Aufgabe a> Unter welchem Titel wurde der Roman laut der zitierten Textstelle ursprünglich geschrieben?

Zitierte Textstelle>
------------------------------------------------------------------------

Juan Carlos Onetti: "Für diese Nacht"
"Für
diese Nacht" ist Juan Carlos Onettis dritter Roman.
Ursprünglich unter dem Titel "Auch für den Hund kommt
der Tag" geschrieben, weigerte sich Onettis Verleger zuerst, dieses
Buch unter dem Titel zu veröffentlichen, da er Bedenken hatte,
der Titel könne als Angriff auf den Machthaber verstanden
werden und zu Repressionen gegen den Verlag führen.
Den neuen Titel lieferte die Überschrift einer Rubrik in der
Zeitung "Critica", für die Juan Carlos Onetti gelegentlich
schrieb.
Die Inspiration zu diesem Roman hatte Juan Carlos Onetti, nachdem ihm
zwei Anarchisten, ein Italiener und ein Spanier, die gegen Francos
aufständische Truppen gekämpft hatten, vom Chaos in
der Stadt Valencia, zu dem es nach dem Zusammenbruch der
republikanischen Front gekommen war, erzählten. Sie
schilderten auch die spezielle Entsendung eines Schiffes zwecks
Evakuierung der Republikaner, für das jedoch nur Kommunisten
den speziellen, heiß ersehnten Stempel erhielten, der die
Rettung und Ausreise aus Valencia bedeutete.

------------------------------------------------------------------------

Datensätze>

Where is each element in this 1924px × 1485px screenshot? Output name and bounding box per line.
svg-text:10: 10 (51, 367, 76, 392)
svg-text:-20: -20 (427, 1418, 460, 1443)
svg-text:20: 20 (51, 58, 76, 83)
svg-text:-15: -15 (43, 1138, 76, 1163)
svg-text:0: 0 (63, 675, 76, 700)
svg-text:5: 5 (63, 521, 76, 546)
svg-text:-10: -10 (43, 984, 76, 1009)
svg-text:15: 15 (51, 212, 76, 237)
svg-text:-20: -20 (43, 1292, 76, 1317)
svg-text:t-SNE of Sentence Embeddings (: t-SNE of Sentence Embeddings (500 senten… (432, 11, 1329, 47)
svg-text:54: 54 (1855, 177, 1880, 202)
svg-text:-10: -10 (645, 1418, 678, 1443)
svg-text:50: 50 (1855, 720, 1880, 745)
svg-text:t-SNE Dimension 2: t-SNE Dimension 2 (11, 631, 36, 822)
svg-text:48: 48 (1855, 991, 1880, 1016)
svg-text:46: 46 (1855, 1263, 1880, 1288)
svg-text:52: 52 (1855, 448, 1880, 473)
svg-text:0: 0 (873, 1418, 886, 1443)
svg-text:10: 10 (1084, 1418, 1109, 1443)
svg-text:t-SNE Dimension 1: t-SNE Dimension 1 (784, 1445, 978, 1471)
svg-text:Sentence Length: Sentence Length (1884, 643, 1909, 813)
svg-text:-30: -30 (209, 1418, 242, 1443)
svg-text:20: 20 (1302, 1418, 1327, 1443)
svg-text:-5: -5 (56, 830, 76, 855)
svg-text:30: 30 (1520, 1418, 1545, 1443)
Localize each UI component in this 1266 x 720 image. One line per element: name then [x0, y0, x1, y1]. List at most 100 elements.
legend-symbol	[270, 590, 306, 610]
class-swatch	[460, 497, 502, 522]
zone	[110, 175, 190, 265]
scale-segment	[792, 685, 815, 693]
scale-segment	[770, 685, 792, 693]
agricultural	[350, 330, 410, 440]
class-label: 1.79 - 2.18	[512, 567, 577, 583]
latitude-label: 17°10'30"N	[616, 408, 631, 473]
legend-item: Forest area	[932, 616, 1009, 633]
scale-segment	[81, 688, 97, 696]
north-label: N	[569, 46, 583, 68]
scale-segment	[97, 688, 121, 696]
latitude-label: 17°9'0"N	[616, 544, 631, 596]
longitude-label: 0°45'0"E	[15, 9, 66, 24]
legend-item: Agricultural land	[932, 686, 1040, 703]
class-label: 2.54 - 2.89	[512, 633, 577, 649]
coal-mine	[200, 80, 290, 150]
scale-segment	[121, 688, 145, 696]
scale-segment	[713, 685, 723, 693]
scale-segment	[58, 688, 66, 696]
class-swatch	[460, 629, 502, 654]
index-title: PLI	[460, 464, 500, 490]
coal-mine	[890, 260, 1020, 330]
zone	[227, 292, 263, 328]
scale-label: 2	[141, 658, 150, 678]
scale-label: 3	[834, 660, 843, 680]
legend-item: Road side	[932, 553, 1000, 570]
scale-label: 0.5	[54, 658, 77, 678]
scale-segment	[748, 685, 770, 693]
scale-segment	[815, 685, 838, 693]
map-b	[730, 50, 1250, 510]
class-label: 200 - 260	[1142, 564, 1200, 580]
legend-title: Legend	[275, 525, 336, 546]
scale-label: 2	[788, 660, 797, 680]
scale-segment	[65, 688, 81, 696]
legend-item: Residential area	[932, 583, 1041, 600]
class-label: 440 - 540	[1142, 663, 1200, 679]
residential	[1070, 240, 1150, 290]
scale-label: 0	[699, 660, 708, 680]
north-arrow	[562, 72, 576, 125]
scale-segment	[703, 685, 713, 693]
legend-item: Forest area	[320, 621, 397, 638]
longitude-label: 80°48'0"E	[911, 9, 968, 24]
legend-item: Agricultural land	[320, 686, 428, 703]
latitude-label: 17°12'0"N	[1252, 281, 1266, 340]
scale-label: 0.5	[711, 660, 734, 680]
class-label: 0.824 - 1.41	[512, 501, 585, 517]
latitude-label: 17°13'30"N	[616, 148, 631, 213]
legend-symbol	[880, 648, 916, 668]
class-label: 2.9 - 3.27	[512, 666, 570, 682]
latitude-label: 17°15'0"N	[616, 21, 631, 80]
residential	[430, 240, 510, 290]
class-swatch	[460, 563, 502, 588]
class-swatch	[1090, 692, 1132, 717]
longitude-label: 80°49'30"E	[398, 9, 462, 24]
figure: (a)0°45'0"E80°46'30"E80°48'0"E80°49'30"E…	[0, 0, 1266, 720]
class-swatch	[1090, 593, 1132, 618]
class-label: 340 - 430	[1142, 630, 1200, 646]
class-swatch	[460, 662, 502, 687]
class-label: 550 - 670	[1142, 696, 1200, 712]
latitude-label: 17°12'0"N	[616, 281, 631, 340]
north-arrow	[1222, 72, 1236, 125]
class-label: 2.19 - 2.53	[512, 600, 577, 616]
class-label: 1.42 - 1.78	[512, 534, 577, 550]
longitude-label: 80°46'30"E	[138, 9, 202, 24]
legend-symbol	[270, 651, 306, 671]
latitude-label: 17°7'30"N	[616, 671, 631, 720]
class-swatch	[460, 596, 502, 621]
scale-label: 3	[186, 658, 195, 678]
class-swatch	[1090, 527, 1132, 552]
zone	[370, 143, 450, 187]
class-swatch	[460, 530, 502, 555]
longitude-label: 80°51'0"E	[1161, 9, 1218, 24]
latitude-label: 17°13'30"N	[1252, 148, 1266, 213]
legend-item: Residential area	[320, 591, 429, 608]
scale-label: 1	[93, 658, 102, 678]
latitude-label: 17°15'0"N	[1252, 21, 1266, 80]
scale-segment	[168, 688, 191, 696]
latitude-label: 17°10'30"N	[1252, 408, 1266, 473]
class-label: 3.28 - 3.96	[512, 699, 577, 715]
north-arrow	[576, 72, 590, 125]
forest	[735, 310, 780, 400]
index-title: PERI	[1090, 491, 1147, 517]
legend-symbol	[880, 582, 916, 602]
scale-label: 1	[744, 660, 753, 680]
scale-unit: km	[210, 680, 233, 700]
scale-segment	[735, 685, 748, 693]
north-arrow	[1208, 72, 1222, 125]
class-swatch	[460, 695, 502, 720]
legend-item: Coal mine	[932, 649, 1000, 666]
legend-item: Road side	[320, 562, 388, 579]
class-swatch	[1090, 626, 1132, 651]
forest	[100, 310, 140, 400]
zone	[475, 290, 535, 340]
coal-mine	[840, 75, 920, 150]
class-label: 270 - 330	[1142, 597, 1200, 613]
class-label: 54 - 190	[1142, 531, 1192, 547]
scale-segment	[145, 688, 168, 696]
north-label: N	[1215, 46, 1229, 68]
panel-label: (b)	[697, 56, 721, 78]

------------------------------------------------------------------------

Aufgabe b> Formatieren Sie alles vom Beginn der Auflistung bis einschließlich der Zeile mit "svg-text:-20: -20 (43, 1292, 76, 1317)" als Markdown-Tabelle mit den Spalten „Nr“ und „Zeile“. Leerzeilen lassen Sie dabei aus.

Vollständige Ausgabe a> Unter dem Titel „Auch für den Hund kommt der Tag“.

Vollständige Ausgabe b>
| Nr | Zeile |
|---|---|
| 1 | Where is each element in this 1924px × 1485px screenshot? Output name and bounding box per line. |
| 2 | svg-text:10: 10 (51, 367, 76, 392) |
| 3 | svg-text:-20: -20 (427, 1418, 460, 1443) |
| 4 | svg-text:20: 20 (51, 58, 76, 83) |
| 5 | svg-text:-15: -15 (43, 1138, 76, 1163) |
| 6 | svg-text:0: 0 (63, 675, 76, 700) |
| 7 | svg-text:5: 5 (63, 521, 76, 546) |
| 8 | svg-text:-10: -10 (43, 984, 76, 1009) |
| 9 | svg-text:15: 15 (51, 212, 76, 237) |
| 10 | svg-text:-20: -20 (43, 1292, 76, 1317) |